▶ [Short problem] Extract the full set of records, then give each one again exactly.

▶ [Dataset records]
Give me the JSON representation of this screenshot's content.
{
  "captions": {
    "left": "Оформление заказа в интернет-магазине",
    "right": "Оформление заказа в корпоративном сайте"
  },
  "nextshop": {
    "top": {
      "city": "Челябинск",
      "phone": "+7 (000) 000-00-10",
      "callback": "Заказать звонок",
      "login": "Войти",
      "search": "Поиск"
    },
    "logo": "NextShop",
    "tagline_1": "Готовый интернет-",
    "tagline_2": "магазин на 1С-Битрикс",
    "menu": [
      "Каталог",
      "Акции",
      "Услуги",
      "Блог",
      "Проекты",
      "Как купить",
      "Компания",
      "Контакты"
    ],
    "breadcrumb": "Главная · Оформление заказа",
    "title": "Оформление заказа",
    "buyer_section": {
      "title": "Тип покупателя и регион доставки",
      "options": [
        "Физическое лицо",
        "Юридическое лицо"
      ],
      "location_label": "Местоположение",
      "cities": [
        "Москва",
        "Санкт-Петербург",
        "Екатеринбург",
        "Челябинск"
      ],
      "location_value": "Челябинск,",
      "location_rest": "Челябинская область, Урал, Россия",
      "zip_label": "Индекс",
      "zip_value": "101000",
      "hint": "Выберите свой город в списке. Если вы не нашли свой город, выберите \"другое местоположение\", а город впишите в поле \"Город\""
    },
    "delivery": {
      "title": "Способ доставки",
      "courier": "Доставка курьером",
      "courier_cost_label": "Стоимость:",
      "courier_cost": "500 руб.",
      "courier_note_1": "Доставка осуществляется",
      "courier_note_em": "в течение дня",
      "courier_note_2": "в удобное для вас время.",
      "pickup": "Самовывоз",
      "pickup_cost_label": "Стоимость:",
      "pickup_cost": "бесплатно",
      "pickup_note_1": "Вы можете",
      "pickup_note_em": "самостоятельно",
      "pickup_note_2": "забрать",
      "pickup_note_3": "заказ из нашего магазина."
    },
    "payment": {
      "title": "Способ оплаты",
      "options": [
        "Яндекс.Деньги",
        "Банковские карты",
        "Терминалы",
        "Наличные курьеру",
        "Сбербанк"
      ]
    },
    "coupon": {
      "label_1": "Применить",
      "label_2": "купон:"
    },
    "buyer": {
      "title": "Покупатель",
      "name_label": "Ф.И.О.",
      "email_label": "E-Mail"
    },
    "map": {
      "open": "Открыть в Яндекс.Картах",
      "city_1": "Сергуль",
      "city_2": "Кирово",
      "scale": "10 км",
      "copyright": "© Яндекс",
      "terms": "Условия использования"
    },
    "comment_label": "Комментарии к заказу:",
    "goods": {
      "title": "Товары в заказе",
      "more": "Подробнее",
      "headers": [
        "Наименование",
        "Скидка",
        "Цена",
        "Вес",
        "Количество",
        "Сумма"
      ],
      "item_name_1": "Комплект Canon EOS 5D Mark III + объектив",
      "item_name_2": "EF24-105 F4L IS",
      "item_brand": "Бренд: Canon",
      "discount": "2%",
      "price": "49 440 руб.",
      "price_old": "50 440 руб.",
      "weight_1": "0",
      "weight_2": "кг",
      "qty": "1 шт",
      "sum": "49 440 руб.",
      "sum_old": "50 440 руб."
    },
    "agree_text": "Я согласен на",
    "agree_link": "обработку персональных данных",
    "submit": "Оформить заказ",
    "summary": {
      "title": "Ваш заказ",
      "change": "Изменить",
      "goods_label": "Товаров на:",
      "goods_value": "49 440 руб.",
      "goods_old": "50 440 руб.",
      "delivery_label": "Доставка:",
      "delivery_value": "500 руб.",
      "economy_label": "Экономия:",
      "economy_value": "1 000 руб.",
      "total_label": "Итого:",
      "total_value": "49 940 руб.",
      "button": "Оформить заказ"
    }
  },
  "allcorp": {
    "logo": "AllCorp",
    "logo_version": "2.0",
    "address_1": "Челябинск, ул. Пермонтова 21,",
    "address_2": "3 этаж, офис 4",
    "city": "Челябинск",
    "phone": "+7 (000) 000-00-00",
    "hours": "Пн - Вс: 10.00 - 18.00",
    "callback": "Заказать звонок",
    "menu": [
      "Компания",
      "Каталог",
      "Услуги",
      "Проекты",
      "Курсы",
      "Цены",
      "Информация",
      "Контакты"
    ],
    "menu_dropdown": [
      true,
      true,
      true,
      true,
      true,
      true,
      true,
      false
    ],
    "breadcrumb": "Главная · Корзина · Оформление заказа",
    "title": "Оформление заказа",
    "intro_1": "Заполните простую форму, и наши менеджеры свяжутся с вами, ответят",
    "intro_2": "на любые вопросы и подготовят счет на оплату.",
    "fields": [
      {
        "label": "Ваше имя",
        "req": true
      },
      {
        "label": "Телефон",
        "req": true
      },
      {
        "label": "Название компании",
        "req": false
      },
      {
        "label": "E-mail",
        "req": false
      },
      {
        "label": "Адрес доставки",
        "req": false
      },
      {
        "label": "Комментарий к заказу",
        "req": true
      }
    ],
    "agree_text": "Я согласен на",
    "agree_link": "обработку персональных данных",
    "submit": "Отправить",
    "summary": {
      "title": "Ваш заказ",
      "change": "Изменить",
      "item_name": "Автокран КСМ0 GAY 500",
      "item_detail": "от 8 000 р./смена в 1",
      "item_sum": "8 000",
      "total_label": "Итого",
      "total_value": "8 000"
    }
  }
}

▶ [Solution to the exercise]
Give me the JSON representation of this screenshot's content.
{
  "captions": {
    "left": "Оформление заказа в интернет-магазине",
    "right": "Оформление заказа в корпоративном сайте"
  },
  "nextshop": {
    "top": {
      "city": "Челябинск",
      "phone": "+7 (000) 000-00-10",
      "callback": "Заказать звонок",
      "login": "Войти",
      "search": "Поиск"
    },
    "logo": "NextShop",
    "tagline_1": "Готовый интернет-",
    "tagline_2": "магазин на 1С-Битрикс",
    "menu": [
      "Каталог",
      "Акции",
      "Услуги",
      "Блог",
      "Проекты",
      "Как купить",
      "Компания",
      "Контакты"
    ],
    "breadcrumb": "Главная · Оформление заказа",
    "title": "Оформление заказа",
    "buyer_section": {
      "title": "Тип покупателя и регион доставки",
      "options": [
        "Физическое лицо",
        "Юридическое лицо"
      ],
      "location_label": "Местоположение",
      "cities": [
        "Москва",
        "Санкт-Петербург",
        "Екатеринбург",
        "Челябинск"
      ],
      "location_value": "Челябинск,",
      "location_rest": "Челябинская область, Урал, Россия",
      "zip_label": "Индекс",
      "zip_value": "101000",
      "hint": "Выберите свой город в списке. Если вы не нашли свой город, выберите \"другое местоположение\", а город впишите в поле \"Город\""
    },
    "delivery": {
      "title": "Способ доставки",
      "courier": "Доставка курьером",
      "courier_cost_label": "Стоимость:",
      "courier_cost": "500 руб.",
      "courier_note_1": "Доставка осуществляется",
      "courier_note_em": "в течение дня",
      "courier_note_2": "в удобное для вас время.",
      "pickup": "Самовывоз",
      "pickup_cost_label": "Стоимость:",
      "pickup_cost": "бесплатно",
      "pickup_note_1": "Вы можете",
      "pickup_note_em": "самостоятельно",
      "pickup_note_2": "забрать",
      "pickup_note_3": "заказ из нашего магазина."
    },
    "payment": {
      "title": "Способ оплаты",
      "options": [
        "Яндекс.Деньги",
        "Банковские карты",
        "Терминалы",
        "Наличные курьеру",
        "Сбербанк"
      ]
    },
    "coupon": {
      "label_1": "Применить",
      "label_2": "купон:"
    },
    "buyer": {
      "title": "Покупатель",
      "name_label": "Ф.И.О.",
      "email_label": "E-Mail"
    },
    "map": {
      "open": "Открыть в Яндекс.Картах",
      "city_1": "Сергуль",
      "city_2": "Кирово",
      "scale": "10 км",
      "copyright": "© Яндекс",
      "terms": "Условия использования"
    },
    "comment_label": "Комментарии к заказу:",
    "goods": {
      "title": "Товары в заказе",
      "more": "Подробнее",
      "headers": [
        "Наименование",
        "Скидка",
        "Цена",
        "Вес",
        "Количество",
        "Сумма"
      ],
      "item_name_1": "Комплект Canon EOS 5D Mark III + объектив",
      "item_name_2": "EF24-105 F4L IS",
      "item_brand": "Бренд: Canon",
      "discount": "2%",
      "price": "49 440 руб.",
      "price_old": "50 440 руб.",
      "weight_1": "0",
      "weight_2": "кг",
      "qty": "1 шт",
      "sum": "49 440 руб.",
      "sum_old": "50 440 руб."
    },
    "agree_text": "Я согласен на",
    "agree_link": "обработку персональных данных",
    "submit": "Оформить заказ",
    "summary": {
      "title": "Ваш заказ",
      "change": "Изменить",
      "goods_label": "Товаров на:",
      "goods_value": "49 440 руб.",
      "goods_old": "50 440 руб.",
      "delivery_label": "Доставка:",
      "delivery_value": "500 руб.",
      "economy_label": "Экономия:",
      "economy_value": "1 000 руб.",
      "total_label": "Итого:",
      "total_value": "49 940 руб.",
      "button": "Оформить заказ"
    }
  },
  "allcorp": {
    "logo": "AllCorp",
    "logo_version": "2.0",
    "address_1": "Челябинск, ул. Пермонтова 21,",
    "address_2": "3 этаж, офис 4",
    "city": "Челябинск",
    "phone": "+7 (000) 000-00-00",
    "hours": "Пн - Вс: 10.00 - 18.00",
    "callback": "Заказать звонок",
    "menu": [
      "Компания",
      "Каталог",
      "Услуги",
      "Проекты",
      "Курсы",
      "Цены",
      "Информация",
      "Контакты"
    ],
    "menu_dropdown": [
      true,
      true,
      true,
      true,
      true,
      true,
      true,
      false
    ],
    "breadcrumb": "Главная · Корзина · Оформление заказа",
    "title": "Оформление заказа",
    "intro_1": "Заполните простую форму, и наши менеджеры свяжутся с вами, ответят",
    "intro_2": "на любые вопросы и подготовят счет на оплату.",
    "fields": [
      {
        "label": "Ваше имя",
        "req": true
      },
      {
        "label": "Телефон",
        "req": true
      },
      {
        "label": "Название компании",
        "req": false
      },
      {
        "label": "E-mail",
        "req": false
      },
      {
        "label": "Адрес доставки",
        "req": false
      },
      {
        "label": "Комментарий к заказу",
        "req": true
      }
    ],
    "agree_text": "Я согласен на",
    "agree_link": "обработку персональных данных",
    "submit": "Отправить",
    "summary": {
      "title": "Ваш заказ",
      "change": "Изменить",
      "item_name": "Автокран КСМ0 GAY 500",
      "item_detail": "от 8 000 р./смена в 1",
      "item_sum": "8 000",
      "total_label": "Итого",
      "total_value": "8 000"
    }
  }
}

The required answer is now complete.